- **Data records**:
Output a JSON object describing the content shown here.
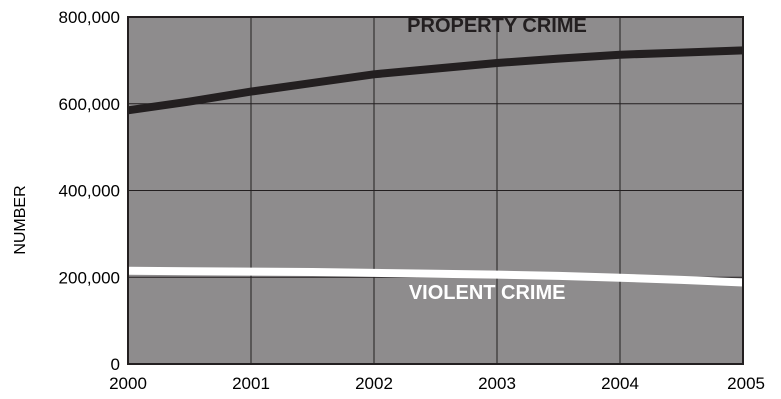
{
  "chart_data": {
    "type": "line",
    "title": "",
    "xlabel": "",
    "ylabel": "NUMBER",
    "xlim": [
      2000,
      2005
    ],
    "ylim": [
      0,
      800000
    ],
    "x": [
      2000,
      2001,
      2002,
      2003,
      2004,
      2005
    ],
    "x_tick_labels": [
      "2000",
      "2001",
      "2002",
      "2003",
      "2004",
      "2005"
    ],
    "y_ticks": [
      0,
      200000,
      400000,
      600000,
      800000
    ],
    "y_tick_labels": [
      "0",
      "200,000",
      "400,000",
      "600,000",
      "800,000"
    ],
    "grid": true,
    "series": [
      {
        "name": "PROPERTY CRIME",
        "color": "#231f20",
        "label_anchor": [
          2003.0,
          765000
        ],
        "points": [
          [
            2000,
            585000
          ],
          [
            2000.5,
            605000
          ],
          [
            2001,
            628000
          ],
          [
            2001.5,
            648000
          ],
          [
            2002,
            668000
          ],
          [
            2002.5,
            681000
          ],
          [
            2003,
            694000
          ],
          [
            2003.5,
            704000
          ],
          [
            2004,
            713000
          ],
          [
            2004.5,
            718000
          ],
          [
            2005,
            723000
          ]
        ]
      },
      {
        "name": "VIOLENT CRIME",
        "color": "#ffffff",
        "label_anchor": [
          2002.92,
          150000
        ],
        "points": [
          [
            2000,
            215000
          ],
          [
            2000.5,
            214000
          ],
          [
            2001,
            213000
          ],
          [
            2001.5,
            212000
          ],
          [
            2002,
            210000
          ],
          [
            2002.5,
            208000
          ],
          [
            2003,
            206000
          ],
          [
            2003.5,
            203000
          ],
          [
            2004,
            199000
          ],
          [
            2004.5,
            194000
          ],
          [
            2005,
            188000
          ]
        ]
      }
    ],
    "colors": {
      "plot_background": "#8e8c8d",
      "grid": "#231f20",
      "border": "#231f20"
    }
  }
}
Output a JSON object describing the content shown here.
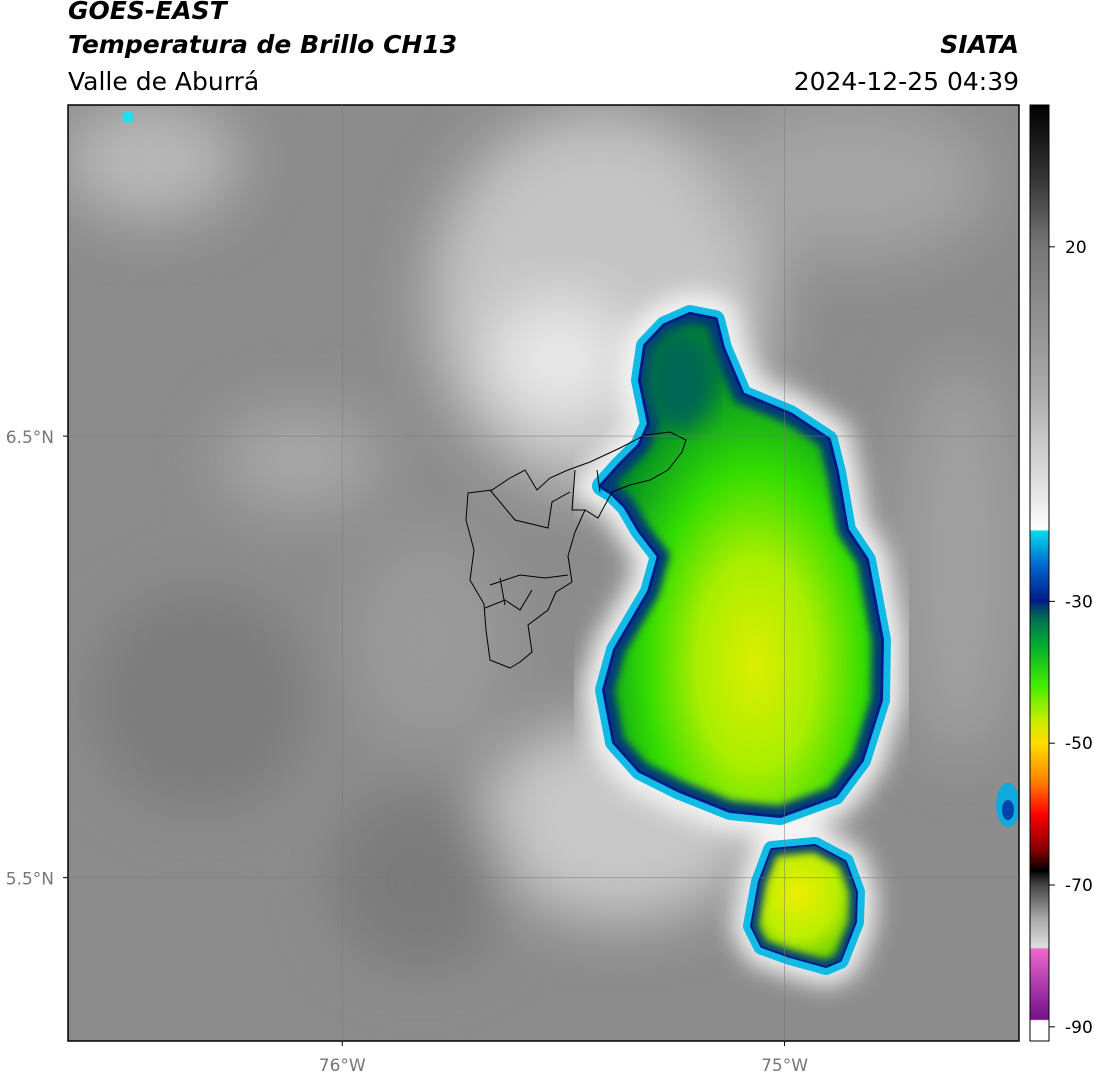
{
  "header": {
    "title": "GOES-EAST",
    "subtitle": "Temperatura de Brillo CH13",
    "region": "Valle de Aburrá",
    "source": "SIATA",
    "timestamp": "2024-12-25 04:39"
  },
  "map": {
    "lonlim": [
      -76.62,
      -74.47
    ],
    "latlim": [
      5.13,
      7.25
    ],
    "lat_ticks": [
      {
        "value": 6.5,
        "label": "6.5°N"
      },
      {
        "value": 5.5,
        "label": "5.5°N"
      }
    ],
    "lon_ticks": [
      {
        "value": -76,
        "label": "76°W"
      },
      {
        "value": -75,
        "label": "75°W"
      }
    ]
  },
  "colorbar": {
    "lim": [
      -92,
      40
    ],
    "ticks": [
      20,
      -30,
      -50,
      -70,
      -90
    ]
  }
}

- **Requirements**: Give every record back exactly as it reads, with no images.

- **Answer to this task**:
Output a JSON object describing the content shown here.
{
  "chart_data": {
    "type": "line",
    "title": "",
    "xlabel": "",
    "ylabel": "NUMBER",
    "xlim": [
      2000,
      2005
    ],
    "ylim": [
      0,
      800000
    ],
    "x": [
      2000,
      2001,
      2002,
      2003,
      2004,
      2005
    ],
    "x_tick_labels": [
      "2000",
      "2001",
      "2002",
      "2003",
      "2004",
      "2005"
    ],
    "y_ticks": [
      0,
      200000,
      400000,
      600000,
      800000
    ],
    "y_tick_labels": [
      "0",
      "200,000",
      "400,000",
      "600,000",
      "800,000"
    ],
    "grid": true,
    "series": [
      {
        "name": "PROPERTY CRIME",
        "color": "#231f20",
        "label_anchor": [
          2003.0,
          765000
        ],
        "points": [
          [
            2000,
            585000
          ],
          [
            2000.5,
            605000
          ],
          [
            2001,
            628000
          ],
          [
            2001.5,
            648000
          ],
          [
            2002,
            668000
          ],
          [
            2002.5,
            681000
          ],
          [
            2003,
            694000
          ],
          [
            2003.5,
            704000
          ],
          [
            2004,
            713000
          ],
          [
            2004.5,
            718000
          ],
          [
            2005,
            723000
          ]
        ]
      },
      {
        "name": "VIOLENT CRIME",
        "color": "#ffffff",
        "label_anchor": [
          2002.92,
          150000
        ],
        "points": [
          [
            2000,
            215000
          ],
          [
            2000.5,
            214000
          ],
          [
            2001,
            213000
          ],
          [
            2001.5,
            212000
          ],
          [
            2002,
            210000
          ],
          [
            2002.5,
            208000
          ],
          [
            2003,
            206000
          ],
          [
            2003.5,
            203000
          ],
          [
            2004,
            199000
          ],
          [
            2004.5,
            194000
          ],
          [
            2005,
            188000
          ]
        ]
      }
    ],
    "colors": {
      "plot_background": "#8e8c8d",
      "grid": "#231f20",
      "border": "#231f20"
    }
  }
}
Output a JSON object describing the content shown here.
{
  "header": {
    "title": "GOES-EAST",
    "subtitle": "Temperatura de Brillo CH13",
    "region": "Valle de Aburrá",
    "source": "SIATA",
    "timestamp": "2024-12-25 04:39"
  },
  "map": {
    "lonlim": [
      -76.62,
      -74.47
    ],
    "latlim": [
      5.13,
      7.25
    ],
    "lat_ticks": [
      {
        "value": 6.5,
        "label": "6.5°N"
      },
      {
        "value": 5.5,
        "label": "5.5°N"
      }
    ],
    "lon_ticks": [
      {
        "value": -76,
        "label": "76°W"
      },
      {
        "value": -75,
        "label": "75°W"
      }
    ]
  },
  "colorbar": {
    "lim": [
      -92,
      40
    ],
    "ticks": [
      20,
      -30,
      -50,
      -70,
      -90
    ]
  }
}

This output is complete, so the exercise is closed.